-- Problem details --
Copy out all the records exactly.

Dataset entries on figures

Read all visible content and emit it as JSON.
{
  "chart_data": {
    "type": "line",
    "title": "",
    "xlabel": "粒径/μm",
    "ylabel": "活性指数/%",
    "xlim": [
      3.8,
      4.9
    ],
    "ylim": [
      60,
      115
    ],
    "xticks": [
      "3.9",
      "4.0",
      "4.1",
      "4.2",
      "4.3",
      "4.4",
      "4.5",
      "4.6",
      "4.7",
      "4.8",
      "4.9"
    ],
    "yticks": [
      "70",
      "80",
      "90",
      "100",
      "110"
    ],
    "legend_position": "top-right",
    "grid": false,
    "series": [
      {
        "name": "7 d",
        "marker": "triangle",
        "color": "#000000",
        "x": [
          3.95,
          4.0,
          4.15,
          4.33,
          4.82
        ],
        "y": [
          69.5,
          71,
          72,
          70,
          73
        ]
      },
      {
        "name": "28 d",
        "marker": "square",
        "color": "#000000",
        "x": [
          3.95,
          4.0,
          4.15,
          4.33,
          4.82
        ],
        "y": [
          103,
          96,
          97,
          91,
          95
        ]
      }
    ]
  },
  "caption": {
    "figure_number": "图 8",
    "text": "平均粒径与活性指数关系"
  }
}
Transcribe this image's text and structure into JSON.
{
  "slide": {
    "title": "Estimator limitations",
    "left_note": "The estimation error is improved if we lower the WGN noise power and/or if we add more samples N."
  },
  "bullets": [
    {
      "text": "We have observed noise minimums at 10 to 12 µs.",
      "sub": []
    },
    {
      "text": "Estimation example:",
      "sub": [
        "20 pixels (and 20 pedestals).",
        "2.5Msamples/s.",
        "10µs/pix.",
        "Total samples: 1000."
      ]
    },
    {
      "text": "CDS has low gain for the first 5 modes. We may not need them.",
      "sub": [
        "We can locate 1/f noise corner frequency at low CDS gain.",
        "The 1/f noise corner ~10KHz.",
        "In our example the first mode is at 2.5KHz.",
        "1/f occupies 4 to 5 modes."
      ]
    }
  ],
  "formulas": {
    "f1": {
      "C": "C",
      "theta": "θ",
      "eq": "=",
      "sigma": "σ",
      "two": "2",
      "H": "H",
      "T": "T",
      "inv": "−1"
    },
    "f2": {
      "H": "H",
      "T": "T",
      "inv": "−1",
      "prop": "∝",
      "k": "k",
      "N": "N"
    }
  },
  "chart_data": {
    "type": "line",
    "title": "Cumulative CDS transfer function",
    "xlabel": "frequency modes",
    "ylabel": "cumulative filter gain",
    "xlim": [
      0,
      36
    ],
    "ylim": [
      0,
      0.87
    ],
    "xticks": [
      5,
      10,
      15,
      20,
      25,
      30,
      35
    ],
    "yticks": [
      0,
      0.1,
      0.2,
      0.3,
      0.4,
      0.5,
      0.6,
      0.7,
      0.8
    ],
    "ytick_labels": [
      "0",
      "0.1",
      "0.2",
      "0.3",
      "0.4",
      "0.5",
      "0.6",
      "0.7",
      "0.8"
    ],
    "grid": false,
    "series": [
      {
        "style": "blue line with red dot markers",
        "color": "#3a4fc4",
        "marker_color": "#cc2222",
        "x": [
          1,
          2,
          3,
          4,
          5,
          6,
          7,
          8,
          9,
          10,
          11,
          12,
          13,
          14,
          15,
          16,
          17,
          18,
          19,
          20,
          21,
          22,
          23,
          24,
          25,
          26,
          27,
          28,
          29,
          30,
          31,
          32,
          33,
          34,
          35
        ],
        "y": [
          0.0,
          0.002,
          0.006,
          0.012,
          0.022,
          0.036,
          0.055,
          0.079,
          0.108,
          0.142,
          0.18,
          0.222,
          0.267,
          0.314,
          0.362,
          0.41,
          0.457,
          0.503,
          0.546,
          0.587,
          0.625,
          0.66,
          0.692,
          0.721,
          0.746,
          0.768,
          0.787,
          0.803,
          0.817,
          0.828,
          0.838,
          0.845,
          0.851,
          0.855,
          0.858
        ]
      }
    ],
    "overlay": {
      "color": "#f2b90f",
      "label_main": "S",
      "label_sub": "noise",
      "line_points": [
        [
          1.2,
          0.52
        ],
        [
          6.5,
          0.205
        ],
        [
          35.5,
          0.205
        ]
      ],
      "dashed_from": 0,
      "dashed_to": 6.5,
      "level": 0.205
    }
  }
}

-- Complete answer --
Read all visible content and emit it as JSON.
{
  "chart_data": {
    "type": "line",
    "title": "",
    "xlabel": "粒径/μm",
    "ylabel": "活性指数/%",
    "xlim": [
      3.8,
      4.9
    ],
    "ylim": [
      60,
      115
    ],
    "xticks": [
      "3.9",
      "4.0",
      "4.1",
      "4.2",
      "4.3",
      "4.4",
      "4.5",
      "4.6",
      "4.7",
      "4.8",
      "4.9"
    ],
    "yticks": [
      "70",
      "80",
      "90",
      "100",
      "110"
    ],
    "legend_position": "top-right",
    "grid": false,
    "series": [
      {
        "name": "7 d",
        "marker": "triangle",
        "color": "#000000",
        "x": [
          3.95,
          4.0,
          4.15,
          4.33,
          4.82
        ],
        "y": [
          69.5,
          71,
          72,
          70,
          73
        ]
      },
      {
        "name": "28 d",
        "marker": "square",
        "color": "#000000",
        "x": [
          3.95,
          4.0,
          4.15,
          4.33,
          4.82
        ],
        "y": [
          103,
          96,
          97,
          91,
          95
        ]
      }
    ]
  },
  "caption": {
    "figure_number": "图 8",
    "text": "平均粒径与活性指数关系"
  }
}
Transcribe this image's text and structure into JSON.
{
  "slide": {
    "title": "Estimator limitations",
    "left_note": "The estimation error is improved if we lower the WGN noise power and/or if we add more samples N."
  },
  "bullets": [
    {
      "text": "We have observed noise minimums at 10 to 12 µs.",
      "sub": []
    },
    {
      "text": "Estimation example:",
      "sub": [
        "20 pixels (and 20 pedestals).",
        "2.5Msamples/s.",
        "10µs/pix.",
        "Total samples: 1000."
      ]
    },
    {
      "text": "CDS has low gain for the first 5 modes. We may not need them.",
      "sub": [
        "We can locate 1/f noise corner frequency at low CDS gain.",
        "The 1/f noise corner ~10KHz.",
        "In our example the first mode is at 2.5KHz.",
        "1/f occupies 4 to 5 modes."
      ]
    }
  ],
  "formulas": {
    "f1": {
      "C": "C",
      "theta": "θ",
      "eq": "=",
      "sigma": "σ",
      "two": "2",
      "H": "H",
      "T": "T",
      "inv": "−1"
    },
    "f2": {
      "H": "H",
      "T": "T",
      "inv": "−1",
      "prop": "∝",
      "k": "k",
      "N": "N"
    }
  },
  "chart_data": {
    "type": "line",
    "title": "Cumulative CDS transfer function",
    "xlabel": "frequency modes",
    "ylabel": "cumulative filter gain",
    "xlim": [
      0,
      36
    ],
    "ylim": [
      0,
      0.87
    ],
    "xticks": [
      5,
      10,
      15,
      20,
      25,
      30,
      35
    ],
    "yticks": [
      0,
      0.1,
      0.2,
      0.3,
      0.4,
      0.5,
      0.6,
      0.7,
      0.8
    ],
    "ytick_labels": [
      "0",
      "0.1",
      "0.2",
      "0.3",
      "0.4",
      "0.5",
      "0.6",
      "0.7",
      "0.8"
    ],
    "grid": false,
    "series": [
      {
        "style": "blue line with red dot markers",
        "color": "#3a4fc4",
        "marker_color": "#cc2222",
        "x": [
          1,
          2,
          3,
          4,
          5,
          6,
          7,
          8,
          9,
          10,
          11,
          12,
          13,
          14,
          15,
          16,
          17,
          18,
          19,
          20,
          21,
          22,
          23,
          24,
          25,
          26,
          27,
          28,
          29,
          30,
          31,
          32,
          33,
          34,
          35
        ],
        "y": [
          0.0,
          0.002,
          0.006,
          0.012,
          0.022,
          0.036,
          0.055,
          0.079,
          0.108,
          0.142,
          0.18,
          0.222,
          0.267,
          0.314,
          0.362,
          0.41,
          0.457,
          0.503,
          0.546,
          0.587,
          0.625,
          0.66,
          0.692,
          0.721,
          0.746,
          0.768,
          0.787,
          0.803,
          0.817,
          0.828,
          0.838,
          0.845,
          0.851,
          0.855,
          0.858
        ]
      }
    ],
    "overlay": {
      "color": "#f2b90f",
      "label_main": "S",
      "label_sub": "noise",
      "line_points": [
        [
          1.2,
          0.52
        ],
        [
          6.5,
          0.205
        ],
        [
          35.5,
          0.205
        ]
      ],
      "dashed_from": 0,
      "dashed_to": 6.5,
      "level": 0.205
    }
  }
}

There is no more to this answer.